Your goal: Across all the lines below, how many contain the string "هندسة"? Please reply with the number only.

## START Material for the task

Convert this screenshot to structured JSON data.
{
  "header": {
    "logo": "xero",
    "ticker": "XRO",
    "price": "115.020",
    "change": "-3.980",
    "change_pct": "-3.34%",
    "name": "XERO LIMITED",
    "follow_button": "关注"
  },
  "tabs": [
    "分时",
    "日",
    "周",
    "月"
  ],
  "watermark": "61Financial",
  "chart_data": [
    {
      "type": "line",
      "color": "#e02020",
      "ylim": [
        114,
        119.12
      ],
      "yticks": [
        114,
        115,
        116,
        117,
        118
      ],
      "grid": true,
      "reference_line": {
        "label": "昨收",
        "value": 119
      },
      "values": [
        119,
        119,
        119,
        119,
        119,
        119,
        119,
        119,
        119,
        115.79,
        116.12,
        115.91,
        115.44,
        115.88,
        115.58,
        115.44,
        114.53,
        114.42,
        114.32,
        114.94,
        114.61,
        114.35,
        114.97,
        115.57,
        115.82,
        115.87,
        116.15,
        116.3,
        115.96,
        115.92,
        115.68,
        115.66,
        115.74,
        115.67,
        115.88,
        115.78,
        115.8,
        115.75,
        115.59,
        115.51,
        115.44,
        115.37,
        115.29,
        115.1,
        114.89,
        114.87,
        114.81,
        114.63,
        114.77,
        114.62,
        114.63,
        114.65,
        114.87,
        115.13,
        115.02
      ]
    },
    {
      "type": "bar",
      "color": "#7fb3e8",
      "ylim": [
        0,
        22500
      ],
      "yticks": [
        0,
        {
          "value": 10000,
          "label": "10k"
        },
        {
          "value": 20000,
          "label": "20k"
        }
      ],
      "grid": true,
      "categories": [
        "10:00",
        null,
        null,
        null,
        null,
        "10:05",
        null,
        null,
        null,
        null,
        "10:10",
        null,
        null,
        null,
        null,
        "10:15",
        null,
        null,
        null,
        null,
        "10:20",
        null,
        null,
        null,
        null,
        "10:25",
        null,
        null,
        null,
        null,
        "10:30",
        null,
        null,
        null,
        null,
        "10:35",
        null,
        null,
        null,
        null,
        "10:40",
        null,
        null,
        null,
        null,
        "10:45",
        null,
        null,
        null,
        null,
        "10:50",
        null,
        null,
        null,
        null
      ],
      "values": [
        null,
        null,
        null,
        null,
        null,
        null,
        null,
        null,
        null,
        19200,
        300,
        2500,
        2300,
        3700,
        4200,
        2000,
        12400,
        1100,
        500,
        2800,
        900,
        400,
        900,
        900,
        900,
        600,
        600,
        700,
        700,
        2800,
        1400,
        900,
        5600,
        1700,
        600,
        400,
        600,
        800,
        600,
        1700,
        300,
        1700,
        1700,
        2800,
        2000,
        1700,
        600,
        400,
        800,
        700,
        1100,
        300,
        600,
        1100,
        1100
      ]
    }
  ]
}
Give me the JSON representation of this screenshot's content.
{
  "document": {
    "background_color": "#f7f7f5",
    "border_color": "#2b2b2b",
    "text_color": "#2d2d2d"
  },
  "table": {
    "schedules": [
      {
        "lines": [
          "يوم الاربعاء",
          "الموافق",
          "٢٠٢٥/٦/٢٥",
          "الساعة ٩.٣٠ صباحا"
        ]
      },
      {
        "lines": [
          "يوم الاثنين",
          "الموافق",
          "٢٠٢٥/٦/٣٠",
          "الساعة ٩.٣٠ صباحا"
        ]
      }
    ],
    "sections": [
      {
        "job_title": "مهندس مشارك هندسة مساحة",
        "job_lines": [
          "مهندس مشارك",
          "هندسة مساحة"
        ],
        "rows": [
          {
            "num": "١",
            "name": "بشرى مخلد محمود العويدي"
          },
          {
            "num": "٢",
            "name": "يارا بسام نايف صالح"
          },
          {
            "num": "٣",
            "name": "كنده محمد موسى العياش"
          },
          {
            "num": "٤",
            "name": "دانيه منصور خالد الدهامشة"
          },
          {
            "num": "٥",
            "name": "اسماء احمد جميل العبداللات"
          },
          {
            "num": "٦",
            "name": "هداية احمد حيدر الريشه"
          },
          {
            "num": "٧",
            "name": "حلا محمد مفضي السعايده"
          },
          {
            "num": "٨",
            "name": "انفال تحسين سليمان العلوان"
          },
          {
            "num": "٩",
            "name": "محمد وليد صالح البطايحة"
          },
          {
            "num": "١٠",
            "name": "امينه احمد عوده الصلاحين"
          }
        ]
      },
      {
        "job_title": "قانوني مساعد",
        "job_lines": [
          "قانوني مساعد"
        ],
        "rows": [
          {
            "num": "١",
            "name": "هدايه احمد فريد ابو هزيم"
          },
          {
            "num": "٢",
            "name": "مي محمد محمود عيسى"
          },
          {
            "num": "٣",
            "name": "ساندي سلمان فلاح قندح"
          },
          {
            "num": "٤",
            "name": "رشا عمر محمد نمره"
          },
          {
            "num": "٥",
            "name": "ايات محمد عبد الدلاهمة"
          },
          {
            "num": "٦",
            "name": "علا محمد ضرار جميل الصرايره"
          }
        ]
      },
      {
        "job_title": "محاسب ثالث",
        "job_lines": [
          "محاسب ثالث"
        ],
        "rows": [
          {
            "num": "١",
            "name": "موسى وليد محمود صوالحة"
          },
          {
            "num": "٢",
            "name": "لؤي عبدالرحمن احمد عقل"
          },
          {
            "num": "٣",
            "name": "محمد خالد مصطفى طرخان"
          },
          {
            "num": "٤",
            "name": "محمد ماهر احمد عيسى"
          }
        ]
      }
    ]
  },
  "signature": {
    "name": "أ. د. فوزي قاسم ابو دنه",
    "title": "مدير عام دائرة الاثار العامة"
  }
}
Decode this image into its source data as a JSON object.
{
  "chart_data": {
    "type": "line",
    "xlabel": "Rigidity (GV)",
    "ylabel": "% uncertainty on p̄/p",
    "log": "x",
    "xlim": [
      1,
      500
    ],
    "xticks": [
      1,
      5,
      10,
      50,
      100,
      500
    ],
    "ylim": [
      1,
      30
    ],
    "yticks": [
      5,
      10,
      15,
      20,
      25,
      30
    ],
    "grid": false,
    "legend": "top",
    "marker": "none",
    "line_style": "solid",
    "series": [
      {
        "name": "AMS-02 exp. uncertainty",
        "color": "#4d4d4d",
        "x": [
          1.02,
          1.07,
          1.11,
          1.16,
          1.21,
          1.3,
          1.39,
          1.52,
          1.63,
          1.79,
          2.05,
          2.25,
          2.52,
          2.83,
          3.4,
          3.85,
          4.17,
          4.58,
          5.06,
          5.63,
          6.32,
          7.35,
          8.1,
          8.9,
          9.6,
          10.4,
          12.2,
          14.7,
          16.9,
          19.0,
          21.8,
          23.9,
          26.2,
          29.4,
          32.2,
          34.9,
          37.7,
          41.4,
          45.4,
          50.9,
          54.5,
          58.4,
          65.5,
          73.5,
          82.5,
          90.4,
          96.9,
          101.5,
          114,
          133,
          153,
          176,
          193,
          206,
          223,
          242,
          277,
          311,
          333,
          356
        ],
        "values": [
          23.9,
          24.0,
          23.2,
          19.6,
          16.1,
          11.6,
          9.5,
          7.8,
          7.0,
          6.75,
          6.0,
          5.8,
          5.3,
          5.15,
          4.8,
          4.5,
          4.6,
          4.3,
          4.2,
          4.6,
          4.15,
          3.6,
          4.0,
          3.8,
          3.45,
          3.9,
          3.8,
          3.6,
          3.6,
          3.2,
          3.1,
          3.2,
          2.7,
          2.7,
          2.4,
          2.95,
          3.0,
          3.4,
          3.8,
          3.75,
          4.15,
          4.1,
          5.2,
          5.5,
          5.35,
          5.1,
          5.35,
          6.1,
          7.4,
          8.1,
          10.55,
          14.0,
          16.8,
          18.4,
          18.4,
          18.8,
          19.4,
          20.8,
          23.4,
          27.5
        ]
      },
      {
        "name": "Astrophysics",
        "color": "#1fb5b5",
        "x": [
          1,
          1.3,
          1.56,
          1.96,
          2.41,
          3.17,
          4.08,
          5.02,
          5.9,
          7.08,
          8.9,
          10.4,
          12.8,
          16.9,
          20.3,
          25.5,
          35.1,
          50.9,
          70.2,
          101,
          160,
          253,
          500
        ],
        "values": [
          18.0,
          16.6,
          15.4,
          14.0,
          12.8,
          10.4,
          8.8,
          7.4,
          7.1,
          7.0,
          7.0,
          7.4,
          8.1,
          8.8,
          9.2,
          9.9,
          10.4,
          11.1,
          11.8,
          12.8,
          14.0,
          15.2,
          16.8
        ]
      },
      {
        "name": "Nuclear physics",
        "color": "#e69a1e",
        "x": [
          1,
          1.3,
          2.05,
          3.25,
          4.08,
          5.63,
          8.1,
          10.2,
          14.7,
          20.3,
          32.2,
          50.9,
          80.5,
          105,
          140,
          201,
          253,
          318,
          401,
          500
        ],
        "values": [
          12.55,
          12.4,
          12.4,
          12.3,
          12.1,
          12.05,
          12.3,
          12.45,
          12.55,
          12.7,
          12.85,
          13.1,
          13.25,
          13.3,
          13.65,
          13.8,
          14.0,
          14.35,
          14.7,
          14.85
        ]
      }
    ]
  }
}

## END Material for the task

The response: 2